**What the exercise asks**
Write out every entry precisely as given, leaving the pictures out.

(Chart and figure data)
*****

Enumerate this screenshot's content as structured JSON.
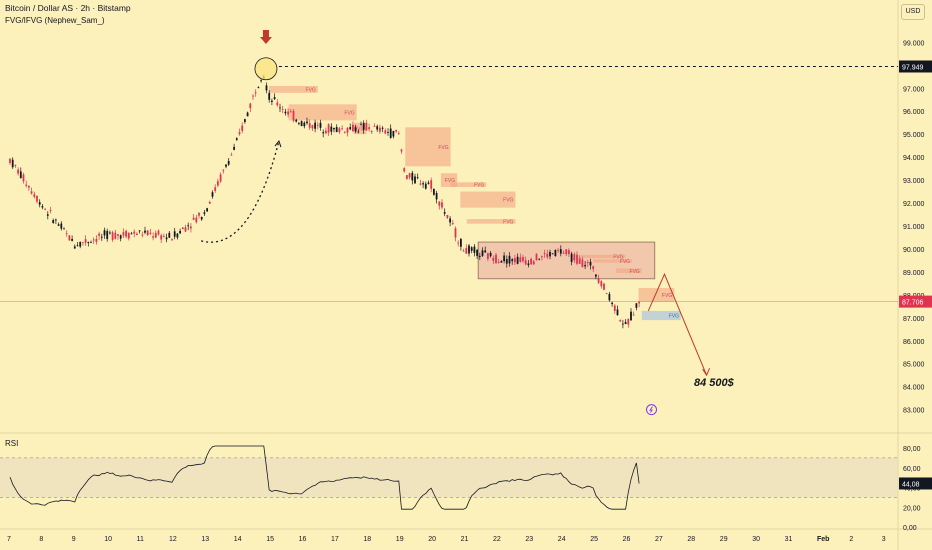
{
  "header": {
    "title": "Bitcoin / Dollar AS · 2h · Bitstamp",
    "indicator": "FVG/IFVG (Nephew_Sam_)",
    "currency": "USD",
    "rsi_label": "RSI"
  },
  "annotations": {
    "target_label": "84 500$",
    "fvg_label": "FVG",
    "resistance_value": "97.949",
    "last_price": "87.706",
    "rsi_last": "44,08"
  },
  "colors": {
    "background": "#fcf0bb",
    "bull": "#131722",
    "bear": "#e0334f",
    "fvg_fill": "#f4a582",
    "ifvg_fill": "#a9c4e0",
    "box_fill": "#e7a8a0",
    "arrow": "#c0392b"
  },
  "chart_data": [
    {
      "type": "candlestick",
      "title": "Bitcoin / Dollar AS · 2h · Bitstamp",
      "y_unit": "USD",
      "ylim": [
        82200,
        99800
      ],
      "x_ticks": [
        "7",
        "8",
        "9",
        "10",
        "11",
        "12",
        "13",
        "14",
        "15",
        "16",
        "17",
        "18",
        "19",
        "20",
        "21",
        "22",
        "23",
        "24",
        "25",
        "26",
        "27",
        "28",
        "29",
        "30",
        "31",
        "Feb",
        "2",
        "3"
      ],
      "y_ticks": [
        "99.000",
        "98.000",
        "97.000",
        "96.000",
        "95.000",
        "94.000",
        "93.000",
        "92.000",
        "91.000",
        "90.000",
        "89.000",
        "88.000",
        "87.000",
        "86.000",
        "85.000",
        "84.000",
        "83.000"
      ],
      "close_path": [
        {
          "x": "Jan 7",
          "y": 93900
        },
        {
          "x": "Jan 8",
          "y": 91900
        },
        {
          "x": "Jan 9",
          "y": 90200
        },
        {
          "x": "Jan 10",
          "y": 90600
        },
        {
          "x": "Jan 11",
          "y": 90700
        },
        {
          "x": "Jan 12",
          "y": 90500
        },
        {
          "x": "Jan 13",
          "y": 91600
        },
        {
          "x": "Jan 14",
          "y": 94600
        },
        {
          "x": "Jan 14.8",
          "y": 97800
        },
        {
          "x": "Jan 15",
          "y": 96600
        },
        {
          "x": "Jan 16",
          "y": 95500
        },
        {
          "x": "Jan 17",
          "y": 95200
        },
        {
          "x": "Jan 18",
          "y": 95300
        },
        {
          "x": "Jan 19",
          "y": 95000
        },
        {
          "x": "Jan 19.2",
          "y": 93200
        },
        {
          "x": "Jan 20",
          "y": 92800
        },
        {
          "x": "Jan 21",
          "y": 90000
        },
        {
          "x": "Jan 22",
          "y": 89600
        },
        {
          "x": "Jan 23",
          "y": 89500
        },
        {
          "x": "Jan 24",
          "y": 89900
        },
        {
          "x": "Jan 25",
          "y": 89200
        },
        {
          "x": "Jan 26",
          "y": 86600
        },
        {
          "x": "Jan 26.4",
          "y": 87700
        }
      ],
      "resistance": 97949,
      "last_price": 87706,
      "consolidation_box": [
        88700,
        90300
      ],
      "projection": [
        {
          "x": "Jan 26.7",
          "y": 87300
        },
        {
          "x": "Jan 27.2",
          "y": 88900
        },
        {
          "x": "Jan 28.5",
          "y": 84500
        }
      ],
      "target": 84500
    },
    {
      "type": "line",
      "title": "RSI",
      "ylim": [
        0,
        80
      ],
      "y_ticks": [
        "80,00",
        "60,00",
        "40,00",
        "20,00",
        "0,00"
      ],
      "bands": [
        70,
        30
      ],
      "last_value": 44.08
    }
  ]
}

*****

**Finished exercise**
Enumerate this screenshot's content as structured JSON.
{
  "header": {
    "title": "Bitcoin / Dollar AS · 2h · Bitstamp",
    "indicator": "FVG/IFVG (Nephew_Sam_)",
    "currency": "USD",
    "rsi_label": "RSI"
  },
  "annotations": {
    "target_label": "84 500$",
    "fvg_label": "FVG",
    "resistance_value": "97.949",
    "last_price": "87.706",
    "rsi_last": "44,08"
  },
  "colors": {
    "background": "#fcf0bb",
    "bull": "#131722",
    "bear": "#e0334f",
    "fvg_fill": "#f4a582",
    "ifvg_fill": "#a9c4e0",
    "box_fill": "#e7a8a0",
    "arrow": "#c0392b"
  },
  "chart_data": [
    {
      "type": "candlestick",
      "title": "Bitcoin / Dollar AS · 2h · Bitstamp",
      "y_unit": "USD",
      "ylim": [
        82200,
        99800
      ],
      "x_ticks": [
        "7",
        "8",
        "9",
        "10",
        "11",
        "12",
        "13",
        "14",
        "15",
        "16",
        "17",
        "18",
        "19",
        "20",
        "21",
        "22",
        "23",
        "24",
        "25",
        "26",
        "27",
        "28",
        "29",
        "30",
        "31",
        "Feb",
        "2",
        "3"
      ],
      "y_ticks": [
        "99.000",
        "98.000",
        "97.000",
        "96.000",
        "95.000",
        "94.000",
        "93.000",
        "92.000",
        "91.000",
        "90.000",
        "89.000",
        "88.000",
        "87.000",
        "86.000",
        "85.000",
        "84.000",
        "83.000"
      ],
      "close_path": [
        {
          "x": "Jan 7",
          "y": 93900
        },
        {
          "x": "Jan 8",
          "y": 91900
        },
        {
          "x": "Jan 9",
          "y": 90200
        },
        {
          "x": "Jan 10",
          "y": 90600
        },
        {
          "x": "Jan 11",
          "y": 90700
        },
        {
          "x": "Jan 12",
          "y": 90500
        },
        {
          "x": "Jan 13",
          "y": 91600
        },
        {
          "x": "Jan 14",
          "y": 94600
        },
        {
          "x": "Jan 14.8",
          "y": 97800
        },
        {
          "x": "Jan 15",
          "y": 96600
        },
        {
          "x": "Jan 16",
          "y": 95500
        },
        {
          "x": "Jan 17",
          "y": 95200
        },
        {
          "x": "Jan 18",
          "y": 95300
        },
        {
          "x": "Jan 19",
          "y": 95000
        },
        {
          "x": "Jan 19.2",
          "y": 93200
        },
        {
          "x": "Jan 20",
          "y": 92800
        },
        {
          "x": "Jan 21",
          "y": 90000
        },
        {
          "x": "Jan 22",
          "y": 89600
        },
        {
          "x": "Jan 23",
          "y": 89500
        },
        {
          "x": "Jan 24",
          "y": 89900
        },
        {
          "x": "Jan 25",
          "y": 89200
        },
        {
          "x": "Jan 26",
          "y": 86600
        },
        {
          "x": "Jan 26.4",
          "y": 87700
        }
      ],
      "resistance": 97949,
      "last_price": 87706,
      "consolidation_box": [
        88700,
        90300
      ],
      "projection": [
        {
          "x": "Jan 26.7",
          "y": 87300
        },
        {
          "x": "Jan 27.2",
          "y": 88900
        },
        {
          "x": "Jan 28.5",
          "y": 84500
        }
      ],
      "target": 84500
    },
    {
      "type": "line",
      "title": "RSI",
      "ylim": [
        0,
        80
      ],
      "y_ticks": [
        "80,00",
        "60,00",
        "40,00",
        "20,00",
        "0,00"
      ],
      "bands": [
        70,
        30
      ],
      "last_value": 44.08
    }
  ]
}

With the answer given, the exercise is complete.